Exercise brief -
In the records below, tally every line containing "Semiconductor". Report only the total.

* * * * * * *

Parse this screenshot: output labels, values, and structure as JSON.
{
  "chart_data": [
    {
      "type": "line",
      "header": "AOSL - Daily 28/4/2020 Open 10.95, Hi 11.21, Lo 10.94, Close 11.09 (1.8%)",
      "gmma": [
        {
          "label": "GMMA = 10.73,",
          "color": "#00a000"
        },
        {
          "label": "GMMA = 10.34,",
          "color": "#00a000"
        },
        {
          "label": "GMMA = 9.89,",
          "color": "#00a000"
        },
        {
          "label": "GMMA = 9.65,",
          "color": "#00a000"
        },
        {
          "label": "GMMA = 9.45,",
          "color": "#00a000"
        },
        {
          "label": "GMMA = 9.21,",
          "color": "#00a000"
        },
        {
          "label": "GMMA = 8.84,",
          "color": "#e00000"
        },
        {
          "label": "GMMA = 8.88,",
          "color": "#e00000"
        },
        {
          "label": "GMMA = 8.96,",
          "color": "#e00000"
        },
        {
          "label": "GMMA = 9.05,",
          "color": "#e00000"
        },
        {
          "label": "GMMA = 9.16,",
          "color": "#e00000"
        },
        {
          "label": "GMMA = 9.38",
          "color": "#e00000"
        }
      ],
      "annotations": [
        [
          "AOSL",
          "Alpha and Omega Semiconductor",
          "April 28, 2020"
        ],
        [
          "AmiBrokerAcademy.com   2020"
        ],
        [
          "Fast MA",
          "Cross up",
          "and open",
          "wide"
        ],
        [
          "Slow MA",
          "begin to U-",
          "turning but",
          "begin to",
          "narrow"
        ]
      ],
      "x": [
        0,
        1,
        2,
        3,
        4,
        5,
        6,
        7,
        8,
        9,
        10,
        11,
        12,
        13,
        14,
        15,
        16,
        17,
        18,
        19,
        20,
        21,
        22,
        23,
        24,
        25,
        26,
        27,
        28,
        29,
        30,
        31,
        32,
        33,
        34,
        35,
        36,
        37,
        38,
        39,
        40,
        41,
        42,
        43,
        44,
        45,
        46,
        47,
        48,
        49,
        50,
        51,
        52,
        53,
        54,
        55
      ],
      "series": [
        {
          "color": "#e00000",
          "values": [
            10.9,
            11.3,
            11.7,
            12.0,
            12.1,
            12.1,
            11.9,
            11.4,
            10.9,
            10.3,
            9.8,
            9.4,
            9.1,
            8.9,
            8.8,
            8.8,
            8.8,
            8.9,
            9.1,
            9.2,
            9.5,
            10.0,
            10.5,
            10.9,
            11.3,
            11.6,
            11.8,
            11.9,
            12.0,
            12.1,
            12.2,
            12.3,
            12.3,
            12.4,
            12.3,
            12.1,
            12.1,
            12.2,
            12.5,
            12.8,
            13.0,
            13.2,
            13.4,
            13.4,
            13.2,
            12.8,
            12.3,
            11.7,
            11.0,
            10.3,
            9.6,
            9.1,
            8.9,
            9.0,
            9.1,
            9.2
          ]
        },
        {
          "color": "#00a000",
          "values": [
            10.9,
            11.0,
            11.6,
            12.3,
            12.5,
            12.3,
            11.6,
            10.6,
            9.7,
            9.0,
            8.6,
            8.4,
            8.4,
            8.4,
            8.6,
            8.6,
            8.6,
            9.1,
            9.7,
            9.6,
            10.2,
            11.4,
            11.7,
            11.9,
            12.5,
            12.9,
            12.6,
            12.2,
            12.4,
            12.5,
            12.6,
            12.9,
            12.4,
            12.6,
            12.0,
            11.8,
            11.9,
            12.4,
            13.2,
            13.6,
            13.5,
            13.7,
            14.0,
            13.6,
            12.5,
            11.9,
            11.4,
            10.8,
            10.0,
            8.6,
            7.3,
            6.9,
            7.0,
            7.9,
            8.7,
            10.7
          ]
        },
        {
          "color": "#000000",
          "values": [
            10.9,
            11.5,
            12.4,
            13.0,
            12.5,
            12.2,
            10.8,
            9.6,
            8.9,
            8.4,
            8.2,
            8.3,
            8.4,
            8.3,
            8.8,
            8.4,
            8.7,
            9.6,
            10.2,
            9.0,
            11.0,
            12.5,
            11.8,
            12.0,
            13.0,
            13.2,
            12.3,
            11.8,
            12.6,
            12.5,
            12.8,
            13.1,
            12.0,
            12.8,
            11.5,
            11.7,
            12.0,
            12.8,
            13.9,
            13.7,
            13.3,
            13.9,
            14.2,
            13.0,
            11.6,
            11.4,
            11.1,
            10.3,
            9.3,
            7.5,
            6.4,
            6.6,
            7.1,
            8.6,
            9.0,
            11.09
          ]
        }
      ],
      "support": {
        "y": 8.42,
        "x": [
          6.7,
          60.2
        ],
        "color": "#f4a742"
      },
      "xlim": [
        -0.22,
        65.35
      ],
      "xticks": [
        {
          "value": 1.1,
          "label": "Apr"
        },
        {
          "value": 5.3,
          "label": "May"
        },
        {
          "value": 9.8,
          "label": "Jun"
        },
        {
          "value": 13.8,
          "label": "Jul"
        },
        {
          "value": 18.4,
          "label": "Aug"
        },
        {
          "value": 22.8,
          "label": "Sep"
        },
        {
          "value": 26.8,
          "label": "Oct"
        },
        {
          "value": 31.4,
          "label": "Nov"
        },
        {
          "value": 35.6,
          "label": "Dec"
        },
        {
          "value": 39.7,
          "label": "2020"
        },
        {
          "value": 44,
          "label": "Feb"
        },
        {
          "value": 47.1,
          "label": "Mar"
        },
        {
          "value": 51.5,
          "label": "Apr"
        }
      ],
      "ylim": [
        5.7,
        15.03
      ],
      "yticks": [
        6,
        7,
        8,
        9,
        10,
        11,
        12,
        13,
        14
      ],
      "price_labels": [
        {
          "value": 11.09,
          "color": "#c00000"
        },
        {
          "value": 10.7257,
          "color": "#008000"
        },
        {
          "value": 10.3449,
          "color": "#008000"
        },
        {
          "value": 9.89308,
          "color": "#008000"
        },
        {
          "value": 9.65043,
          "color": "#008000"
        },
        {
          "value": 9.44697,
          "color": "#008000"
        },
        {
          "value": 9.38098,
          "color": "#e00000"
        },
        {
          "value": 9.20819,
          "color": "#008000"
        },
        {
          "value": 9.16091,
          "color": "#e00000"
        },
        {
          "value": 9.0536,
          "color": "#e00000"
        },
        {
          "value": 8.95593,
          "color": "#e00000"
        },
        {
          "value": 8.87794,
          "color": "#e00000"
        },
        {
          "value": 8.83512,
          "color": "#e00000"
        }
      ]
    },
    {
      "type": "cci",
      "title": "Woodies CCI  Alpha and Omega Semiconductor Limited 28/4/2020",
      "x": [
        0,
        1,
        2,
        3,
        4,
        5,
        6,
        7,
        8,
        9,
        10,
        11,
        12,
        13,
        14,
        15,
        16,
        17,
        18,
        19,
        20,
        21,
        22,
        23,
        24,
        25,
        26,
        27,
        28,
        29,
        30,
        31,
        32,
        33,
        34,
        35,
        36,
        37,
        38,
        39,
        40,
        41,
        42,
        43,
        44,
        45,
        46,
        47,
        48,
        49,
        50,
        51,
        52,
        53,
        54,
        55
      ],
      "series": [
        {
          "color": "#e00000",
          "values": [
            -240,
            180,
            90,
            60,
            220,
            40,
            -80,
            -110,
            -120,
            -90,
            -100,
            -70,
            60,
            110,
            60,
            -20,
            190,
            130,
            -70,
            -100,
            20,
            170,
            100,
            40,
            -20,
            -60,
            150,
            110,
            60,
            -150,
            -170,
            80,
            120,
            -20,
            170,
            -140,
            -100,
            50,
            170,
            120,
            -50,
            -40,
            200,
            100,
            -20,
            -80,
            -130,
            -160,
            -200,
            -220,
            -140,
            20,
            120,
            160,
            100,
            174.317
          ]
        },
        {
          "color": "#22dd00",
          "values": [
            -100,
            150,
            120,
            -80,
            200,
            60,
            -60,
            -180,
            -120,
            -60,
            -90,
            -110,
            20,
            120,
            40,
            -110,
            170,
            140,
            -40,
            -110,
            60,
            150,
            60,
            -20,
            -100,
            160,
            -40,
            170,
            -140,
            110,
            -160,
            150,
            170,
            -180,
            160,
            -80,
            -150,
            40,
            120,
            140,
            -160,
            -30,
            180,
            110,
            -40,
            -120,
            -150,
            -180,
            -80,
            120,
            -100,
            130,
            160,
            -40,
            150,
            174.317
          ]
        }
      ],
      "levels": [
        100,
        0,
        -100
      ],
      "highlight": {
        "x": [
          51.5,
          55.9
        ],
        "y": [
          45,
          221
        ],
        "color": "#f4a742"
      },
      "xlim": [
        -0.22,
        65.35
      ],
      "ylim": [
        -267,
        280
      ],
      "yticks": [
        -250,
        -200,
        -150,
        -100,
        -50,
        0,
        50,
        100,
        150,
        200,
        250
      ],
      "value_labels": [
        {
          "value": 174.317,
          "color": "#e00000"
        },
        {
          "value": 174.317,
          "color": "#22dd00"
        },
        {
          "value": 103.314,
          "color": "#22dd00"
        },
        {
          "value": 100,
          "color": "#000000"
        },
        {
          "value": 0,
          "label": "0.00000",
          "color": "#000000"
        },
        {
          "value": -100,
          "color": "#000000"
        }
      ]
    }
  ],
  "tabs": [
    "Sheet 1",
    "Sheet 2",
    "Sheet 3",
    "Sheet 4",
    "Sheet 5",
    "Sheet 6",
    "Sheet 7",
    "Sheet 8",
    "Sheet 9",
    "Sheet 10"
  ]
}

* * * * * * *

Answer to this task -
2